• _DIRECTIONS FOR THIS TASK_:
Images embedded in the records are excluded; print everything else exactly as given.

>>>

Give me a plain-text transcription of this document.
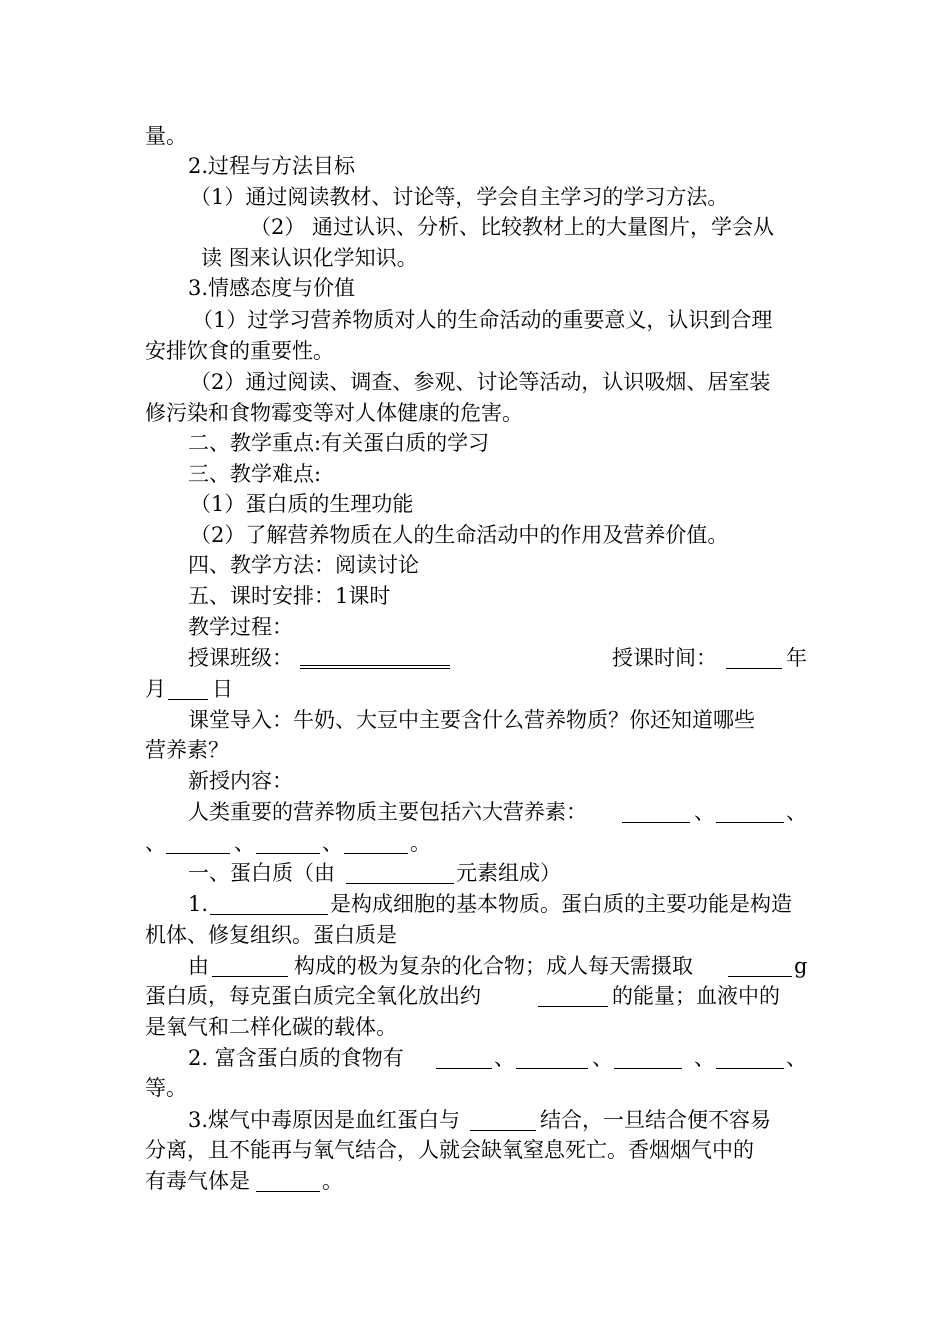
量。

2.过程与方法目标

（1）通过阅读教材、讨论等，学会自主学习的学习方法。

（2） 通过认识、分析、比较教材上的大量图片，学会从

读 图来认识化学知识。

3.情感态度与价值

（1）过学习营养物质对人的生命活动的重要意义，认识到合理

安排饮食的重要性。

（2）通过阅读、调查、参观、讨论等活动，认识吸烟、居室装

修污染和食物霉变等对人体健康的危害。

二、教学重点:有关蛋白质的学习

三、教学难点:

（1）蛋白质的生理功能

（2）了解营养物质在人的生命活动中的作用及营养价值。

四、教学方法：阅读讨论

五、课时安排：1课时

教学过程：

授课班级：	授课时间：	年

月 日

课堂导入：牛奶、大豆中主要含什么营养物质？你还知道哪些

营养素？

新授内容：

人类重要的营养物质主要包括六大营养素：	、	、

、	、	、	。

一、蛋白质（由	元素组成）

1.	是构成细胞的基本物质。蛋白质的主要功能是构造

机体、修复组织。蛋白质是

由	构成的极为复杂的化合物；成人每天需摄取	g

蛋白质，每克蛋白质完全氧化放出约	的能量；血液中的

是氧气和二样化碳的载体。

2. 富含蛋白质的食物有	、	、	、	、

等。

3.煤气中毒原因是血红蛋白与	结合，一旦结合便不容易

分离，且不能再与氧气结合，人就会缺氧窒息死亡。香烟烟气中的

有毒气体是	。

<<<

• _ANSWER TO THIS PROBLEM_:
Give me a plain-text transcription of this document.
量。

2.过程与方法目标

（1）通过阅读教材、讨论等，学会自主学习的学习方法。

（2） 通过认识、分析、比较教材上的大量图片，学会从

读 图来认识化学知识。

3.情感态度与价值

（1）过学习营养物质对人的生命活动的重要意义，认识到合理

安排饮食的重要性。

（2）通过阅读、调查、参观、讨论等活动，认识吸烟、居室装

修污染和食物霉变等对人体健康的危害。

二、教学重点:有关蛋白质的学习

三、教学难点:

（1）蛋白质的生理功能

（2）了解营养物质在人的生命活动中的作用及营养价值。

四、教学方法：阅读讨论

五、课时安排：1课时

教学过程：

授课班级：	授课时间：	年

月 日

课堂导入：牛奶、大豆中主要含什么营养物质？你还知道哪些

营养素？

新授内容：

人类重要的营养物质主要包括六大营养素：	、	、

、	、	、	。

一、蛋白质（由	元素组成）

1.	是构成细胞的基本物质。蛋白质的主要功能是构造

机体、修复组织。蛋白质是

由	构成的极为复杂的化合物；成人每天需摄取	g

蛋白质，每克蛋白质完全氧化放出约	的能量；血液中的

是氧气和二样化碳的载体。

2. 富含蛋白质的食物有	、	、	、	、

等。

3.煤气中毒原因是血红蛋白与	结合，一旦结合便不容易

分离，且不能再与氧气结合，人就会缺氧窒息死亡。香烟烟气中的

有毒气体是	。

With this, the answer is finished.